課題指示: 以下に示す慢性甲状腺炎(橋本病)についての文章を、最後の段落の後から書き継げ。

提示文:
◇ ◇ ◇ ◇
慢性甲状腺炎(橋本病)とは、甲状腺細胞に対する抗体(自己抗体)が産生されて甲状腺細胞が破壊されて甲状腺ホルモンが十分に作れなくなった状態で、甲状腺機能低下症とも呼ばれます。
甲状腺ホルモンは身体の新陳代謝に関係するホルモンであり、不足すると甲状腺が腫れて大きくなり、皮膚の乾燥、体重増加、顔面浮腫、無気力、行動力低下、体温の低下、便秘、過多月経、血中コレステロール値の増加等、代謝全般の不活発化がみられるようになります。甲状腺ホルモンの検査値が正常化したら、通常の生活が可能であり特に生活制限の必要はありません。
【原因】人間の身体の中には外敵から身体を守るために”免疫”という防御機能が存在しています。この防御機能の失調が原因と考えられています(自己免疫疾患)。このため、甲状腺細胞に対する自己抗体が産生され、甲状腺細胞が破壊されます。また、妊娠、出産、薬剤、感染等で非特異的な自己免疫反応の誘発が引き金となり、悪化するともいわれています。
【頻度】軽症、潜在性のものを含めると20-30代の女性の約25人に1人に存在するといわれています。家族内発生することもあり遺伝性もあると考えられています。
◇ ◇ ◇ ◇
(データセットに含まれるレコード)
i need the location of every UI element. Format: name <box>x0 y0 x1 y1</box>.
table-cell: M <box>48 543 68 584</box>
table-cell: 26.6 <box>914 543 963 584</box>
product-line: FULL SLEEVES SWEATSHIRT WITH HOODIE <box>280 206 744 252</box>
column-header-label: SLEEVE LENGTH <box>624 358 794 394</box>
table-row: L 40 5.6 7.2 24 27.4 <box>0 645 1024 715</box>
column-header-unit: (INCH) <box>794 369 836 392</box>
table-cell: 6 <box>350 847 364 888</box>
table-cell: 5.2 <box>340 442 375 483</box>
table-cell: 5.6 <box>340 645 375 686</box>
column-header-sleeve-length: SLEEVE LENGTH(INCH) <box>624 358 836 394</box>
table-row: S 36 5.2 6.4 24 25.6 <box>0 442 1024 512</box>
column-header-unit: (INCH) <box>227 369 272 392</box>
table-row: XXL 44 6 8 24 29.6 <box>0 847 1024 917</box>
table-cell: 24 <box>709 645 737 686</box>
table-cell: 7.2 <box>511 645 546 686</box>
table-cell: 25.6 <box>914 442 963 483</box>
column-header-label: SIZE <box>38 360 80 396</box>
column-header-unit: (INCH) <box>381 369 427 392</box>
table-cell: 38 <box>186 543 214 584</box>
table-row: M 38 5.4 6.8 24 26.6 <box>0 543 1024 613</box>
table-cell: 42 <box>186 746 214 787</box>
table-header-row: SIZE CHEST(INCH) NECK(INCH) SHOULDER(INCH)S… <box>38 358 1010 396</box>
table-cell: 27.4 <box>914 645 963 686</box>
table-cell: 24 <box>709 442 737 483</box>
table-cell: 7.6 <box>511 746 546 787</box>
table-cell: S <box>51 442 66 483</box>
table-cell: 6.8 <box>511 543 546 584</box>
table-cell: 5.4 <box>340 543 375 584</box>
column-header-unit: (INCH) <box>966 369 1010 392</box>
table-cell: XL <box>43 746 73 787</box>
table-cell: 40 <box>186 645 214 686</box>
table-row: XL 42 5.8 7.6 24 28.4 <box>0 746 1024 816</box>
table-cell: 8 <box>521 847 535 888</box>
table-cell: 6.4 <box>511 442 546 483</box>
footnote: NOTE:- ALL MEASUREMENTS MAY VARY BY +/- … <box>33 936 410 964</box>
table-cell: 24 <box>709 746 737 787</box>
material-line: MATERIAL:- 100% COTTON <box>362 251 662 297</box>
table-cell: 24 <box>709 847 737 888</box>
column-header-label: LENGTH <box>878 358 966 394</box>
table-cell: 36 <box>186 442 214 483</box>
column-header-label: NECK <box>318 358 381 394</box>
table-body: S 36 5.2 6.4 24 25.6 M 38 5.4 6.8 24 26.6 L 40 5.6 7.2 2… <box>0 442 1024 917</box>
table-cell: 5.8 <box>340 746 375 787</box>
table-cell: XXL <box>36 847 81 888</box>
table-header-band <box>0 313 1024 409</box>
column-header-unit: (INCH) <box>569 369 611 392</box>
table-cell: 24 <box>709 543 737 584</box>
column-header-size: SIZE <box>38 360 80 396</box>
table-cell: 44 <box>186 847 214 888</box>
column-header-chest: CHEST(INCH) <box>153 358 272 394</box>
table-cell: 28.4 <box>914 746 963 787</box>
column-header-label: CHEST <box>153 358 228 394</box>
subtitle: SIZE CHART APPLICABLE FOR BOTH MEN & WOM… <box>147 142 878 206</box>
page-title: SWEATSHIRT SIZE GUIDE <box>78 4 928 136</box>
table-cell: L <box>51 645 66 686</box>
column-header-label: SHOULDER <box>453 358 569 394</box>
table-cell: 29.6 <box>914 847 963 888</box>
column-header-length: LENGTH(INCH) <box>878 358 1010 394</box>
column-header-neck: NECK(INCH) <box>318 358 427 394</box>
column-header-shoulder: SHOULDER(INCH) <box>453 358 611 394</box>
◇ ◇ ◇ ◇
解答:
【症状】甲状腺の破壊が始まっても、残っている甲状腺細胞のホルモン分泌が十分であれば自覚症状はなく、甲状腺腫大のみの場合もあります。甲状腺の破壊が進むと甲状腺機能が低下し、ホルモンが十分作れなくなります。甲状腺ホルモンは身体の新陳代謝に関係するホルモンで、不足すると、皮膚の乾燥、体重増加、顔面浮腫、無気力、行動力低下、体温の低下、便秘、過多月経、コレステロールの増加等がみられます。 なお、甲状腺が破壊される時に甲状腺の中に蓄えられていた甲状腺ホルモンが血中に一気に漏出し、甲状腺機能亢進症と同じ症状(動悸、発汗過多等)が出現することがあります。このような例は通常、6カ月以内に自然に治癒しますが、その後逆に甲状腺ホルモンが不足するようになることがあります。通常、何度も繰り返すことが多い(再発、寛解を繰り返す)といわれ、定期的な血液検査が必要です。
【治療】甲状腺ホルモンが不足すれば、甲状腺ホルモン剤の投与が必要です。これは量さえ適当であれば、足りない分を補う補充療法であり、副作用は殆どありません。
※ 一時的な甲状腺ホルモンの過剰や不足の場合でも、その程度によっては、回復までの一時期に治療が必要になることがあります。